**EXERCISE AIM:**
In the material below, identify each line bearing the word "Российской". Reproduce those lines.

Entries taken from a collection

Begin

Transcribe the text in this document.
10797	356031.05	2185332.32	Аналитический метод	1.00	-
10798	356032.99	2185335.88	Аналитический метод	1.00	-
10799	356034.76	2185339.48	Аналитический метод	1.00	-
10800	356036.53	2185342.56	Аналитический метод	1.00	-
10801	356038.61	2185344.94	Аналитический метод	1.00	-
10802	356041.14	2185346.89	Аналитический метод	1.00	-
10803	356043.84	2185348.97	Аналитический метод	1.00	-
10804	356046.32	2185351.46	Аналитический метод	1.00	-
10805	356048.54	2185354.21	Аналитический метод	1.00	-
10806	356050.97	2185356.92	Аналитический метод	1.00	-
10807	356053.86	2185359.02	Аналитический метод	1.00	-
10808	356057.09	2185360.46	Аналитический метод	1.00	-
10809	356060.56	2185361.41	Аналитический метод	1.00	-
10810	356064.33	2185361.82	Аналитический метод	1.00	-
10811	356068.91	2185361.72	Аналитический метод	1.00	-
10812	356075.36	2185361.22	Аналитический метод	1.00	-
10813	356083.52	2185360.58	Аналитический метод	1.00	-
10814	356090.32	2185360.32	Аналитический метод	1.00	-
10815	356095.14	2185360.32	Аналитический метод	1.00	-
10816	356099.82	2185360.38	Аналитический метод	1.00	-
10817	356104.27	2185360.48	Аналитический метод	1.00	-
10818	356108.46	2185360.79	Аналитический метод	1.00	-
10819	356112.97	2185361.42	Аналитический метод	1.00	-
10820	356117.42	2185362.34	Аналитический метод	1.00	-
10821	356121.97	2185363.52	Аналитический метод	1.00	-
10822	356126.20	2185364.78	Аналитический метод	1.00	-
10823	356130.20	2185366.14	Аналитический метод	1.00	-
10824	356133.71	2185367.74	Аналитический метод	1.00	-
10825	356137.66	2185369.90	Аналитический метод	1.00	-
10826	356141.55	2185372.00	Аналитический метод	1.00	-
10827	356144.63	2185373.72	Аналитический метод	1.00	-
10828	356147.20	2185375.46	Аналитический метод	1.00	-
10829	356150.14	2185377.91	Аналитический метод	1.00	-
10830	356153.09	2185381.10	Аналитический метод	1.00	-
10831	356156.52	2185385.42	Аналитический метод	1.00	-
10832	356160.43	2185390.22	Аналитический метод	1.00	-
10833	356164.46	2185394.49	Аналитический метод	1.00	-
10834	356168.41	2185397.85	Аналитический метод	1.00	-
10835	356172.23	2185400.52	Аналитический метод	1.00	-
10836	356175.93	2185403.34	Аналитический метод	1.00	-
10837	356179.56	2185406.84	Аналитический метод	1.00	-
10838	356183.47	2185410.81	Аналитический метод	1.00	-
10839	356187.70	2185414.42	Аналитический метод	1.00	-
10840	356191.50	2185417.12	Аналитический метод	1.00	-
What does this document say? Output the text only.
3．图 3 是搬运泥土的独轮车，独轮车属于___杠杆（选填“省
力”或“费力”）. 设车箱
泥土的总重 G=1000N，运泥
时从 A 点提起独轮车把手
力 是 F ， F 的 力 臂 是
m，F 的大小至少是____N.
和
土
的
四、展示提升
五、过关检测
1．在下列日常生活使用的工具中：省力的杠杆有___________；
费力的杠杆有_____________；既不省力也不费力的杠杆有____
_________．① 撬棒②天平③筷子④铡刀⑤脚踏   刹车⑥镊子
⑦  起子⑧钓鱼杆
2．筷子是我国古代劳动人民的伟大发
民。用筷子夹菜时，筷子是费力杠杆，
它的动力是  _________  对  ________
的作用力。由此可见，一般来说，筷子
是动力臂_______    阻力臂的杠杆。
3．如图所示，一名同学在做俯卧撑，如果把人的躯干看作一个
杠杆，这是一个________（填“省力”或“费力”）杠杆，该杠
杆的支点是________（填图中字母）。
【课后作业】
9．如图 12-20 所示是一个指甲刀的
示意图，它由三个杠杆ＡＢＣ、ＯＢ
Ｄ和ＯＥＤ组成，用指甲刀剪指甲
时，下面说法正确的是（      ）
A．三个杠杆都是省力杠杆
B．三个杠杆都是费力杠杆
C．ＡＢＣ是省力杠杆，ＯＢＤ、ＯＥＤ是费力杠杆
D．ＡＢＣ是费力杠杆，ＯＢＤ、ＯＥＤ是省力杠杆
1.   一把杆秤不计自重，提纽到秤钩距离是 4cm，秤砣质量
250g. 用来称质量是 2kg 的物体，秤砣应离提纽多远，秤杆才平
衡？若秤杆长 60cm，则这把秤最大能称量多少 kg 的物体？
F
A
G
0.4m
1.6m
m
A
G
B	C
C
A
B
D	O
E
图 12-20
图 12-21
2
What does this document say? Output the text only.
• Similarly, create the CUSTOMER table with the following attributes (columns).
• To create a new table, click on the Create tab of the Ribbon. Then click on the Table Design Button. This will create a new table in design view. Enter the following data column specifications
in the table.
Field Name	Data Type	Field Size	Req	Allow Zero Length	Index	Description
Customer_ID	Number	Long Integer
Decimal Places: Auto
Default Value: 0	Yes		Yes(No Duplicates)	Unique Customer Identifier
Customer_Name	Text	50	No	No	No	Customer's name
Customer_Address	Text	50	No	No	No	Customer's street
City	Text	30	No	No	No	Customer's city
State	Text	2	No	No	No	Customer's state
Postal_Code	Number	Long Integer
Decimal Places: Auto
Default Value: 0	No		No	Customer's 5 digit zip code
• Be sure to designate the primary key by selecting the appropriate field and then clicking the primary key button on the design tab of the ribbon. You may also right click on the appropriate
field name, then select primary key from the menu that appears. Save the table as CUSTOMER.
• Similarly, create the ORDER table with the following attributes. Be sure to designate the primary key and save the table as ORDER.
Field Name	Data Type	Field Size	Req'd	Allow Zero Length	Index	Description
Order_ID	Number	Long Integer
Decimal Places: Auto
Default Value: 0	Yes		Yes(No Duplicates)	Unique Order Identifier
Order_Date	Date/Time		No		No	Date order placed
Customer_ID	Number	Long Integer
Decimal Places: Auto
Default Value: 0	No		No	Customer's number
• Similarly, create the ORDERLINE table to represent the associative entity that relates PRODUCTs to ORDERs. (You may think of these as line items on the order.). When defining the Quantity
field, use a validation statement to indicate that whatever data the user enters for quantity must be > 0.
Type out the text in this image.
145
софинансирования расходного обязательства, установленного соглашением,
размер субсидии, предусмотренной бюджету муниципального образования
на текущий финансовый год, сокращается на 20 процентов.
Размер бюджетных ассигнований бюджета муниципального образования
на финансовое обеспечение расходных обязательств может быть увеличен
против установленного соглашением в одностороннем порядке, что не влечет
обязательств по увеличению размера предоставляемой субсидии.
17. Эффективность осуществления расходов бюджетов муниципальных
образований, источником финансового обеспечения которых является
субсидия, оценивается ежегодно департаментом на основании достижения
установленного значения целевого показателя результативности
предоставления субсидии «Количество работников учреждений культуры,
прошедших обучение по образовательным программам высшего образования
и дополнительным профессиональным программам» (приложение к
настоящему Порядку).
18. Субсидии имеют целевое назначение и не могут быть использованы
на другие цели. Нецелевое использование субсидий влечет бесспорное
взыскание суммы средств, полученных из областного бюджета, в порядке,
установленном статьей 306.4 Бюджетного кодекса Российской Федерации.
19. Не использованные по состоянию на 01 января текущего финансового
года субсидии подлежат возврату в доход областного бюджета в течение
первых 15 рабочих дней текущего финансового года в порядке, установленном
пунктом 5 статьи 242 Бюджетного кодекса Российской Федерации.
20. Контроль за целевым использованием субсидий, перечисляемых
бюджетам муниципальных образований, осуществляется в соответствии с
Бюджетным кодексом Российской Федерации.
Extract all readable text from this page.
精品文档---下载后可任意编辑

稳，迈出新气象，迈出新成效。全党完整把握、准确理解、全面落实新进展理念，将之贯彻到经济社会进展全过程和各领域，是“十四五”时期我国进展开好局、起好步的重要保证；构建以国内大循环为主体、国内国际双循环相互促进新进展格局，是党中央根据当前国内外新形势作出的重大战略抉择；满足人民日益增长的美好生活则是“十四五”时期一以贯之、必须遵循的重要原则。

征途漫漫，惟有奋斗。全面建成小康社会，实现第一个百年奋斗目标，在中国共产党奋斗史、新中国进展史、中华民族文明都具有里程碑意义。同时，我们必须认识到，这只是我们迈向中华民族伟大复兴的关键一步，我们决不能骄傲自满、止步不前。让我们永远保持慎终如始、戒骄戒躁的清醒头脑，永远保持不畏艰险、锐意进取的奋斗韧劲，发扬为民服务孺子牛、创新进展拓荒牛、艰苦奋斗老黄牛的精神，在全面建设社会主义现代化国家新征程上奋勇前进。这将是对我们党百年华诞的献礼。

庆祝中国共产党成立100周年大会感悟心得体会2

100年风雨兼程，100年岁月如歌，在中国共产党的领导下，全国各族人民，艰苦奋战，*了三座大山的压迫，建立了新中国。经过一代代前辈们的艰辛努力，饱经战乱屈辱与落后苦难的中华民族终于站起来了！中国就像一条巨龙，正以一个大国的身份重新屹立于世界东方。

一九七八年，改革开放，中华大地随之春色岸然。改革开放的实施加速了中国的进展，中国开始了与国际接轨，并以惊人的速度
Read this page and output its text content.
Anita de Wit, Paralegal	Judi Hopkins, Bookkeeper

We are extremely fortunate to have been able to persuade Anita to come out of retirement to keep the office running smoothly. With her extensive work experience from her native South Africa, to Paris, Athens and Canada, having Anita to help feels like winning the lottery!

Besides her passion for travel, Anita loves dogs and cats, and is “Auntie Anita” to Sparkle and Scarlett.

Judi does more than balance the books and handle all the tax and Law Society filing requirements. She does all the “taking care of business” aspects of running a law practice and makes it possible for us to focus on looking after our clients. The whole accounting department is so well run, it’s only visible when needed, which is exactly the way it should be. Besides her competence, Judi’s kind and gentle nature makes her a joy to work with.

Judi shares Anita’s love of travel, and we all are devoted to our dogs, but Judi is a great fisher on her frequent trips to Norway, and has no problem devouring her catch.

End

**CORRECT OUTPUT:**
установленном статьей 306.4 Бюджетного кодекса Российской Федерации.
пунктом 5 статьи 242 Бюджетного кодекса Российской Федерации.
Бюджетным кодексом Российской Федерации.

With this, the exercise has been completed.